Collected data entries
══════════
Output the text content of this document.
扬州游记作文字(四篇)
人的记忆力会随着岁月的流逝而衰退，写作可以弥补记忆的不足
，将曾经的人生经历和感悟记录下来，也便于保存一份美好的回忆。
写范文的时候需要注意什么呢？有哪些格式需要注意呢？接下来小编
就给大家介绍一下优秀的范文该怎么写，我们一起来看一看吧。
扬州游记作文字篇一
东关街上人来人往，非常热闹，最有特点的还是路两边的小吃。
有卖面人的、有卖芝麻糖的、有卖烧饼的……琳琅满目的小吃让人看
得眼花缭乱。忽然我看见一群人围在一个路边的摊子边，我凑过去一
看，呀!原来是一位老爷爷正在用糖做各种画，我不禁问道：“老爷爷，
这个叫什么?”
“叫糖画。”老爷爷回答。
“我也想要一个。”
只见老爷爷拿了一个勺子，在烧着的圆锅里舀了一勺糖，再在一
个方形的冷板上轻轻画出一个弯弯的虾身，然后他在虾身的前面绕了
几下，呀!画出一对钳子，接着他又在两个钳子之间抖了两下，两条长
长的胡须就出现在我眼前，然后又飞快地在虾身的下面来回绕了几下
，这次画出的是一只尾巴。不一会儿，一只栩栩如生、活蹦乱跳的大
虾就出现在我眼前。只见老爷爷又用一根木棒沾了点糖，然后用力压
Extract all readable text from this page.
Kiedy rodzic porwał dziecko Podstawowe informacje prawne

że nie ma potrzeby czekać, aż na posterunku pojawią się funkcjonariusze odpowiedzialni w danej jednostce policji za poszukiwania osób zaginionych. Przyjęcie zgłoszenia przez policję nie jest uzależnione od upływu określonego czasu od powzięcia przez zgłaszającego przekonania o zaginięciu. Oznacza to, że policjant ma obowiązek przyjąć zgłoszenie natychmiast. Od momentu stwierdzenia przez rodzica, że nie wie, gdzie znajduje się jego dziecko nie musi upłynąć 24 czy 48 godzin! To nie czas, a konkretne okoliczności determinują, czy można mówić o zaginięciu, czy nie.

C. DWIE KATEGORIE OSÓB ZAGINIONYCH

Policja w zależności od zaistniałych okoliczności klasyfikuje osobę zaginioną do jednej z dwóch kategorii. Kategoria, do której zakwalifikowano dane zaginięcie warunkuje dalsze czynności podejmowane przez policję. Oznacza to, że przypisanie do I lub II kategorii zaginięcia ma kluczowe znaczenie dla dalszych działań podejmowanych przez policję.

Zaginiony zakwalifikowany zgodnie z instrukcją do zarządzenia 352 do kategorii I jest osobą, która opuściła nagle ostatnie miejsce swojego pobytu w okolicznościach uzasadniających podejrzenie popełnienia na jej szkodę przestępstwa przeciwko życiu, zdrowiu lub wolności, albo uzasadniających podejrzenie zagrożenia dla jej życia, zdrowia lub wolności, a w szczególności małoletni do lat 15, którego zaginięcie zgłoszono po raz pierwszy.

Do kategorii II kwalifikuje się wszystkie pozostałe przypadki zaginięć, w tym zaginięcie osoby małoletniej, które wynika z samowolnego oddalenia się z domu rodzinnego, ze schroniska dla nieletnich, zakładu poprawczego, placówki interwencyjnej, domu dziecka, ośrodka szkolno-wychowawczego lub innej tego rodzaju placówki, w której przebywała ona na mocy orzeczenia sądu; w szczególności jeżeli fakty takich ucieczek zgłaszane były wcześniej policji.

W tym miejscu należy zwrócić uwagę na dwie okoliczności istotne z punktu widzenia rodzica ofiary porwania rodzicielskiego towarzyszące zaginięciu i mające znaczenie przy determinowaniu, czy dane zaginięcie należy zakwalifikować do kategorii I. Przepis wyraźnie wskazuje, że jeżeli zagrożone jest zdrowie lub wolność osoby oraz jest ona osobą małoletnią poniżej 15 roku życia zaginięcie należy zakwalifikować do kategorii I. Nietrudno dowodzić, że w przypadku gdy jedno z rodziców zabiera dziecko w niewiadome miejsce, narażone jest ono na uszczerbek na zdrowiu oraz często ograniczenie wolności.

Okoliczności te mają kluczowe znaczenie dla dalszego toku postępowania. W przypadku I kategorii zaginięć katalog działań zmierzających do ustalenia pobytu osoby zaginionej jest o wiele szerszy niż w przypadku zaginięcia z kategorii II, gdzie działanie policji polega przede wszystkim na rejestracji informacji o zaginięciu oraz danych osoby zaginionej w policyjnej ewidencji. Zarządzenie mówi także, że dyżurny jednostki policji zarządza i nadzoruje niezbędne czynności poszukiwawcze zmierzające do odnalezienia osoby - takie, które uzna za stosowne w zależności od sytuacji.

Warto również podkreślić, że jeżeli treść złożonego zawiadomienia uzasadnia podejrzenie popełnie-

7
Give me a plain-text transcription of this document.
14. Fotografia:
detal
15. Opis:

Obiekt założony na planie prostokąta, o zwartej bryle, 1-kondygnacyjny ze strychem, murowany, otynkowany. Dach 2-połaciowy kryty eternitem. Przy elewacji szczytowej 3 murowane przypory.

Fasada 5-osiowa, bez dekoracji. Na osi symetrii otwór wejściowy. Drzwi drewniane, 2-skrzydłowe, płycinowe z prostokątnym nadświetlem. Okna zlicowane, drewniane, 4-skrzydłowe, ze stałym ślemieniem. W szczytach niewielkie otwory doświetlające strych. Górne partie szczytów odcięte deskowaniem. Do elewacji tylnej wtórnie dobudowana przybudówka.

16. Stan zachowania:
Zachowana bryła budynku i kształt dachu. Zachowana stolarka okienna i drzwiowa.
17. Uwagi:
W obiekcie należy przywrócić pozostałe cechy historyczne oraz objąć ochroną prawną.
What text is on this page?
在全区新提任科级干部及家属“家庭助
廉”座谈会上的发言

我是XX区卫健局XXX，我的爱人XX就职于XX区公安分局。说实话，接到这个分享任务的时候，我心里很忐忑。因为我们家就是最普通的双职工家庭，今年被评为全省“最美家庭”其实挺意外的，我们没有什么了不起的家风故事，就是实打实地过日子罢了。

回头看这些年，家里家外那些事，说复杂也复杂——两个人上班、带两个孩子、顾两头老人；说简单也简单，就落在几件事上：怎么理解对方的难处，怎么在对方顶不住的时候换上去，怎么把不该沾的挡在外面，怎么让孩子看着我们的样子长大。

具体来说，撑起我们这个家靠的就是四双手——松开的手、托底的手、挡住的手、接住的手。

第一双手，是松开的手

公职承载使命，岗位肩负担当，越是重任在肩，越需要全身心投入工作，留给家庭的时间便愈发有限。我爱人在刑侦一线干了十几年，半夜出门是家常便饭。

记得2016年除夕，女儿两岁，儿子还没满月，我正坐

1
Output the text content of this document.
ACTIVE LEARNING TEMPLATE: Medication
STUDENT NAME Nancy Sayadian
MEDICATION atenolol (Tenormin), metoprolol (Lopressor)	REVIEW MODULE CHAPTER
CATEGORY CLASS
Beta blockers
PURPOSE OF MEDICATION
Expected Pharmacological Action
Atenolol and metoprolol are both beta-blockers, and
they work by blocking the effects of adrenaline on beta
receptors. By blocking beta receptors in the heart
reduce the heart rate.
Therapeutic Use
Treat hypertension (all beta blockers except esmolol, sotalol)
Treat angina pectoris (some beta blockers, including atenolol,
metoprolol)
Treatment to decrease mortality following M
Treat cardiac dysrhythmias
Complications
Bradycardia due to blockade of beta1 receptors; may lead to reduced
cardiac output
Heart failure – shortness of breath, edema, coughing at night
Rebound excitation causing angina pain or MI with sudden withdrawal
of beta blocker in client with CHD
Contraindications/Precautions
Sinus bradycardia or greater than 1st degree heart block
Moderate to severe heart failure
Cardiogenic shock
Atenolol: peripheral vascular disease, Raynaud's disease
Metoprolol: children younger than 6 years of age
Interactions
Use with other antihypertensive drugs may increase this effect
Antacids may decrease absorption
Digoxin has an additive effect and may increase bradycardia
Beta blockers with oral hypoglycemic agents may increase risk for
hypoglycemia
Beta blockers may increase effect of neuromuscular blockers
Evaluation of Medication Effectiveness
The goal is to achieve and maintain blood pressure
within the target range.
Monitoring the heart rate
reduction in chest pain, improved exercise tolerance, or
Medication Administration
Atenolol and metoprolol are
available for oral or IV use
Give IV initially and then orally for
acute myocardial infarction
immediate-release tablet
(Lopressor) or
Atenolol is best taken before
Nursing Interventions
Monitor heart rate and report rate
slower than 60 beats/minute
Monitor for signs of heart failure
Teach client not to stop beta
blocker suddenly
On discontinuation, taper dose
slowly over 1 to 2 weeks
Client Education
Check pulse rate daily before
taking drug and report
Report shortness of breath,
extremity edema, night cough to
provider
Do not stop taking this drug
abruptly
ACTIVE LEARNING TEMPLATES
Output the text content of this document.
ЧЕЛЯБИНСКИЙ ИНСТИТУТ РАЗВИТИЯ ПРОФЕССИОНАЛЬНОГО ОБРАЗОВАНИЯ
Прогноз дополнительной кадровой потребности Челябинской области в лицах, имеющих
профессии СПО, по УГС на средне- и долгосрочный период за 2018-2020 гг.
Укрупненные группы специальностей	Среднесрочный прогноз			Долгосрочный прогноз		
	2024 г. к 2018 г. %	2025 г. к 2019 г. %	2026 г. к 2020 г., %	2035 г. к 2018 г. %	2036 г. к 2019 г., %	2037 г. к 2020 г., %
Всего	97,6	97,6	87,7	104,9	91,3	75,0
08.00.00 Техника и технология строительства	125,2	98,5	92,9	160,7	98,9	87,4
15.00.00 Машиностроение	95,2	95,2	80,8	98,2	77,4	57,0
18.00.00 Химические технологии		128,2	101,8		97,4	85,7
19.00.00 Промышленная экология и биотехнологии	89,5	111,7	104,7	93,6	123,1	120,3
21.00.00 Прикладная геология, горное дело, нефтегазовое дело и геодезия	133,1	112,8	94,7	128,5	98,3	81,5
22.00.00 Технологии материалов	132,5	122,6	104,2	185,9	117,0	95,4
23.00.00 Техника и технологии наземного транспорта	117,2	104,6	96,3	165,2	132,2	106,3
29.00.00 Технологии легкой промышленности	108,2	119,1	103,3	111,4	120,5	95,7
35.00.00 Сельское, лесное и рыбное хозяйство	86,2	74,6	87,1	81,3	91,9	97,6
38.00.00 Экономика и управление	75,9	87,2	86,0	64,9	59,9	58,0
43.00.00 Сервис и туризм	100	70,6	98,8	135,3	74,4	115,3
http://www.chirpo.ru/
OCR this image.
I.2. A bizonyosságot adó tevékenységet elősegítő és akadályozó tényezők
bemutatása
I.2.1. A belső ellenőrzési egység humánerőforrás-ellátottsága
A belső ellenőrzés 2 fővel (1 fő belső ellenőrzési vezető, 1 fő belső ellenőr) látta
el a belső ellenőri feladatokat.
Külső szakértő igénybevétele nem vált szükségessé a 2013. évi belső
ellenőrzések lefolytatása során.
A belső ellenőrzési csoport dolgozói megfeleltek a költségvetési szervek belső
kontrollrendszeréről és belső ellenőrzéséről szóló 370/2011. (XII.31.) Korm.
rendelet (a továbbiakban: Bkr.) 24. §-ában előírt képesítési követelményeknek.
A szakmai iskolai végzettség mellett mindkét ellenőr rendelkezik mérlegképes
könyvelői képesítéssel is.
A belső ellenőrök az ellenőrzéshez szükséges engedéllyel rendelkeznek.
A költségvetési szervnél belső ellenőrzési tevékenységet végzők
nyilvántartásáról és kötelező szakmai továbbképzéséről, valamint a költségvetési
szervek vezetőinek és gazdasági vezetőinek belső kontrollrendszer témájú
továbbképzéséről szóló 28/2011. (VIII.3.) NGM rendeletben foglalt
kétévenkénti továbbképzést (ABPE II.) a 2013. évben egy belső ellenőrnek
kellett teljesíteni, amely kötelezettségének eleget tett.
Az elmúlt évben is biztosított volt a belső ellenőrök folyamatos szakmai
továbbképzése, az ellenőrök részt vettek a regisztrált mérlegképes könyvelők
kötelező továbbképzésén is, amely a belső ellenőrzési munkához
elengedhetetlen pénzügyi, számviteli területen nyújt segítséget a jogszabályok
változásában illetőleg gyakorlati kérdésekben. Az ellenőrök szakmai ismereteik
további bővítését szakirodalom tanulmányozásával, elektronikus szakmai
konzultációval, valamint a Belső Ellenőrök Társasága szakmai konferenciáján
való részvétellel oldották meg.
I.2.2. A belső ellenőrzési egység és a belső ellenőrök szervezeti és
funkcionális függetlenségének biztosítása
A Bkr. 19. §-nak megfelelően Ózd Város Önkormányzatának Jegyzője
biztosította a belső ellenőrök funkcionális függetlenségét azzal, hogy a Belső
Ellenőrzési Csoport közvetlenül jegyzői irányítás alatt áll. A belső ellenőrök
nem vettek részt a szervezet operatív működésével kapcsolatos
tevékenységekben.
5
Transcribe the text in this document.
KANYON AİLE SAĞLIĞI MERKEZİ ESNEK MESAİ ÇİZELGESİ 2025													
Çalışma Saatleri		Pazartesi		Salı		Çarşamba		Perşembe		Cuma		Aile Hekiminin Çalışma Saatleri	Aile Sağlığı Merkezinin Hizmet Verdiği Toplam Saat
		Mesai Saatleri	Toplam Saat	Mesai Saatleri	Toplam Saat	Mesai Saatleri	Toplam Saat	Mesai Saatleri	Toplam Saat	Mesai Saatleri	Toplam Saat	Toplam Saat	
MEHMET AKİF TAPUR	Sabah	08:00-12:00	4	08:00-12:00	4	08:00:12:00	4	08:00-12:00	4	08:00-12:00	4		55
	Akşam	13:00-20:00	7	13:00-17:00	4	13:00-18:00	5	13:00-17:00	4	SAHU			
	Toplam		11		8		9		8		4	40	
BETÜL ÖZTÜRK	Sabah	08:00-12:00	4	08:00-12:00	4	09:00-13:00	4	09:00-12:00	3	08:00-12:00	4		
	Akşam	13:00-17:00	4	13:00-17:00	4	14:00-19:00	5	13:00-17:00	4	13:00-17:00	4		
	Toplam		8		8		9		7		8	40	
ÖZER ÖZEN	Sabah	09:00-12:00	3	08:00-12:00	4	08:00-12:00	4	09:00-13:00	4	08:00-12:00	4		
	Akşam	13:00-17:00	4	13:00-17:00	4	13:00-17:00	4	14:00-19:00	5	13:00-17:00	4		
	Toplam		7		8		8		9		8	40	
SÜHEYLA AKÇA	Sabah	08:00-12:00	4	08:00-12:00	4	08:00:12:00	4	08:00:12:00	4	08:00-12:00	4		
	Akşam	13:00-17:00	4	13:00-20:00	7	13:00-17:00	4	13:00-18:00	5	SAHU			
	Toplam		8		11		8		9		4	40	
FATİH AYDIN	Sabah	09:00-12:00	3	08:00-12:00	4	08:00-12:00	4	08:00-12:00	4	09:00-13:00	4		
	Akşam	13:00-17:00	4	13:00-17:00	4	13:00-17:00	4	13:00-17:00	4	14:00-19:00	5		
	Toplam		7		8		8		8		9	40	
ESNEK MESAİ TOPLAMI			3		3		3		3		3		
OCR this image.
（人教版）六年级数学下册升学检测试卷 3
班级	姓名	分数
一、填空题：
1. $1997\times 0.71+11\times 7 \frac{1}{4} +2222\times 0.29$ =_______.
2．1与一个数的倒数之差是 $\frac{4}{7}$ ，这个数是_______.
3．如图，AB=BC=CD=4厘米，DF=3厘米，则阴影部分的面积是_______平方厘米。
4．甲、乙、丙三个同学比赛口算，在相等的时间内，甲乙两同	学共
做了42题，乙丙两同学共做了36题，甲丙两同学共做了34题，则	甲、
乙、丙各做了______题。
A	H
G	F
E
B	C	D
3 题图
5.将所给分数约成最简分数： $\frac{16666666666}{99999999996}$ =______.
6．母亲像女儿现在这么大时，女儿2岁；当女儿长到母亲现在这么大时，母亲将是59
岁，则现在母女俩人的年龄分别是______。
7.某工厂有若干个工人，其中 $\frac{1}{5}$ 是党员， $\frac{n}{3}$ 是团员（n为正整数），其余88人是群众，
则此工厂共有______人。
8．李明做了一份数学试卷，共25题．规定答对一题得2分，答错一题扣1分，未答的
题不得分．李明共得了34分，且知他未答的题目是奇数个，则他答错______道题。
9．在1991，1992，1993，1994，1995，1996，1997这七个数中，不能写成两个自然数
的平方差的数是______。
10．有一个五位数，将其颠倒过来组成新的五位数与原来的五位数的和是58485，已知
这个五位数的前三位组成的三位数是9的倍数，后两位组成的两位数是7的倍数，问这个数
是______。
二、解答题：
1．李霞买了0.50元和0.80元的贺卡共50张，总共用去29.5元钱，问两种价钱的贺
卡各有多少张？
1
══════════
→ Exercise brief
Reproduce each line holding the word "increase".

→ Task result
Use with other antihypertensive drugs may increase this effect
Digoxin has an additive effect and may increase bradycardia
Beta blockers with oral hypoglycemic agents may increase risk for
Beta blockers may increase effect of neuromuscular blockers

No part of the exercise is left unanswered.